--- RECORD SET ---
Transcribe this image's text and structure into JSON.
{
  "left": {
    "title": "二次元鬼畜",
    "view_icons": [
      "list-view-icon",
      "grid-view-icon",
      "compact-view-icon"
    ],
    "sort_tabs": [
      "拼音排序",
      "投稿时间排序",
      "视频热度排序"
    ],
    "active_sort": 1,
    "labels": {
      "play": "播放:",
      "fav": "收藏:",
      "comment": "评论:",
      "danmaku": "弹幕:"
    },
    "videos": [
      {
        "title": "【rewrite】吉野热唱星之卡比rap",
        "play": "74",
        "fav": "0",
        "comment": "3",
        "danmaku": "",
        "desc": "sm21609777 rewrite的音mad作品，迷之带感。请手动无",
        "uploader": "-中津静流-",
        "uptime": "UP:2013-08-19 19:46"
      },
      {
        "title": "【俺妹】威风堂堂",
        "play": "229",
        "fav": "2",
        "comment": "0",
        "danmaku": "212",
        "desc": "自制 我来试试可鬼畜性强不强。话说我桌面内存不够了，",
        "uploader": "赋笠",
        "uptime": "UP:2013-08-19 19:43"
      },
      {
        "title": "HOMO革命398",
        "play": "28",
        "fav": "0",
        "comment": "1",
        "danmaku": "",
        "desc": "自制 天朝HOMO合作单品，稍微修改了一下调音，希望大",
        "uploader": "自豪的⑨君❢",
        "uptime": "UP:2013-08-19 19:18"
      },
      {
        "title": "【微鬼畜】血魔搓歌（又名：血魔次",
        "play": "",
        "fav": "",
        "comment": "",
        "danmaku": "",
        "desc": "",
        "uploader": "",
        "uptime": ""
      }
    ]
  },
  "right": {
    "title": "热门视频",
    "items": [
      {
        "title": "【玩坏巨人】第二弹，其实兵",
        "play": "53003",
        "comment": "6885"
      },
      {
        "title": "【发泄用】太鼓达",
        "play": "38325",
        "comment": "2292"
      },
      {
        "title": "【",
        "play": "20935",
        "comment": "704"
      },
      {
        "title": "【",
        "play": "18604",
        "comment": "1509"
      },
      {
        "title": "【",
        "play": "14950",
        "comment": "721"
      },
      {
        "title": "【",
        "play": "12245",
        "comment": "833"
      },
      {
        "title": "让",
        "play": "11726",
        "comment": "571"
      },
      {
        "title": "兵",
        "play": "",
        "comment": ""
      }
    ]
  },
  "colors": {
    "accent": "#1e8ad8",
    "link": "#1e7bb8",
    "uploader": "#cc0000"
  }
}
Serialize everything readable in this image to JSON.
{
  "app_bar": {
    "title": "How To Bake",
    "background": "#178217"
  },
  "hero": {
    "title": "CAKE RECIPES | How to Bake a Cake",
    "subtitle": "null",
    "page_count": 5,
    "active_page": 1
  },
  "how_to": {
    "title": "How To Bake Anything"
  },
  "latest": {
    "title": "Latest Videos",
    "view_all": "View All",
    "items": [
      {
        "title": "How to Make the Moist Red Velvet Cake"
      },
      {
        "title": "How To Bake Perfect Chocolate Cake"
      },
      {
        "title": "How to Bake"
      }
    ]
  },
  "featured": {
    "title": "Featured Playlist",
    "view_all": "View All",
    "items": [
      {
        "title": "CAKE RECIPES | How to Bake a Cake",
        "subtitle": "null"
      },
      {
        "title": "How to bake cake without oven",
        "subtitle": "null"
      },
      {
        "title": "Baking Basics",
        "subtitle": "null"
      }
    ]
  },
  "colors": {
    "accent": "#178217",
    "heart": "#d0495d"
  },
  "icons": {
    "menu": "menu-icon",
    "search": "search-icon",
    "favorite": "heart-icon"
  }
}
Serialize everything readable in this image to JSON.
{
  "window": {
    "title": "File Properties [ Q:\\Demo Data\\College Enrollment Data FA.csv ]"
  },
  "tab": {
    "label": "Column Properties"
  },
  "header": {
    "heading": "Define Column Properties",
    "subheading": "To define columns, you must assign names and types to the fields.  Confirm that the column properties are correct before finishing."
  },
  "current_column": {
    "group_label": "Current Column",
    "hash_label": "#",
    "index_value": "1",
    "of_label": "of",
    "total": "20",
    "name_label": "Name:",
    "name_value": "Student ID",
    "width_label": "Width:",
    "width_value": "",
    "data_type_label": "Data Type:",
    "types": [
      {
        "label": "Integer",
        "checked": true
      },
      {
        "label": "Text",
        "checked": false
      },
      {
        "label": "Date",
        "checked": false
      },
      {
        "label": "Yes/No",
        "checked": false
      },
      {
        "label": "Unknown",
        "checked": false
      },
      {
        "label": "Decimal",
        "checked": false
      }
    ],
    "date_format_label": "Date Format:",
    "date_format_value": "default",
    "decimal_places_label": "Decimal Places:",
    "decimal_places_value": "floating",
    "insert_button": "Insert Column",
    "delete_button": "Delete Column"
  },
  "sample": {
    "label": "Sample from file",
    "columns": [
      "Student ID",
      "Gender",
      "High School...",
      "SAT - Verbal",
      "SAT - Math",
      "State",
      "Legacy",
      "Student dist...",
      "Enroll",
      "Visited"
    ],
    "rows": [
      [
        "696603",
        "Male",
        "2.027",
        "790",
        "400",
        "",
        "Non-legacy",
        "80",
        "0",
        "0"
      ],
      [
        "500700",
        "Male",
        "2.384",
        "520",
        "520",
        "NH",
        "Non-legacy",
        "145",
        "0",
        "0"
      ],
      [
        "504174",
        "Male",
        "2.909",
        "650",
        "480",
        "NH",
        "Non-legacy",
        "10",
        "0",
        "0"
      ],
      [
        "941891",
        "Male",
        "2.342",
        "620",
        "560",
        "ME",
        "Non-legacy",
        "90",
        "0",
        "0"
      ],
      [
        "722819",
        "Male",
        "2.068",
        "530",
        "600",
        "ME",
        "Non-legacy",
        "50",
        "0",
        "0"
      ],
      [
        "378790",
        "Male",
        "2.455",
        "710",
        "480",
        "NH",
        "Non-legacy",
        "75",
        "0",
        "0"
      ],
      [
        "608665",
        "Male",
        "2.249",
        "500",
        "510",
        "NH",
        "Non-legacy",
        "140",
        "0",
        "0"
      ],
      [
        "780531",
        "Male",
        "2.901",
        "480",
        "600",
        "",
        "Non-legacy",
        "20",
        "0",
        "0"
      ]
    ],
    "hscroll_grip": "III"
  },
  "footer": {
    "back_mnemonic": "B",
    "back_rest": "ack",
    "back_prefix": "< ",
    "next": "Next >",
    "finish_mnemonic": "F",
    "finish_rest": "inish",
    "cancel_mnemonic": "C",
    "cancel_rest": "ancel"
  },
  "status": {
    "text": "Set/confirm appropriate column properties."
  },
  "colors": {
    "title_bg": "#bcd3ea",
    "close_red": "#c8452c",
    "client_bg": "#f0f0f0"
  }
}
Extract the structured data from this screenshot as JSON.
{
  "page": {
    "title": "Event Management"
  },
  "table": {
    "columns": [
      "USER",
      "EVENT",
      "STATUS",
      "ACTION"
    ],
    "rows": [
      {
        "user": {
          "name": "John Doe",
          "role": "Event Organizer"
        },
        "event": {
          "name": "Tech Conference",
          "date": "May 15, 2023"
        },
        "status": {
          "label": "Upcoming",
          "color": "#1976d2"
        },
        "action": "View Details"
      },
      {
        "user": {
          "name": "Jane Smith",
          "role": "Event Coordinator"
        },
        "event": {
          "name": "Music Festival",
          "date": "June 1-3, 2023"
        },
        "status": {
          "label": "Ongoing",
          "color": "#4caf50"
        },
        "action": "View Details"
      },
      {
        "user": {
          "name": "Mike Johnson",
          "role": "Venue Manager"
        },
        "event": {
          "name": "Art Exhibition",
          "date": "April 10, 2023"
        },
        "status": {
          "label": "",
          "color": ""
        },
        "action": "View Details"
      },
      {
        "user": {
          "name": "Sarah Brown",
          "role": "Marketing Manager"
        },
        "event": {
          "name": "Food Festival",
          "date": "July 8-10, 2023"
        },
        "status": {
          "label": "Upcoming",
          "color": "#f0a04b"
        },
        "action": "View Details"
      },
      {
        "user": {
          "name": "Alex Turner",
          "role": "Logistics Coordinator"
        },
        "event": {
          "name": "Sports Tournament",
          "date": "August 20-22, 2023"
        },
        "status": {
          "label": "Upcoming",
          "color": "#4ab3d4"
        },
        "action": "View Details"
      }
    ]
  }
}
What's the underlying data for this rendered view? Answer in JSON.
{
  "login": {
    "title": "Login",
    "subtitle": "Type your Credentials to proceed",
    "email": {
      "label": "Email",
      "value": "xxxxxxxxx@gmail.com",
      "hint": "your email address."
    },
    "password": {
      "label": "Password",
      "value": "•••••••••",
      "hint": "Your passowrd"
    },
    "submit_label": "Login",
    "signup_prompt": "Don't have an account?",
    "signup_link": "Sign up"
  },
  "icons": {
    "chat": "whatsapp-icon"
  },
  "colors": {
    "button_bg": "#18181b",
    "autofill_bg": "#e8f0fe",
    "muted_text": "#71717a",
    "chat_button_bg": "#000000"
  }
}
---
_REQUIRED TASK:_ Say, as a number only, how many lines of the data contain "uploader".

_ANSWER TO THIS PROBLEM:_ 5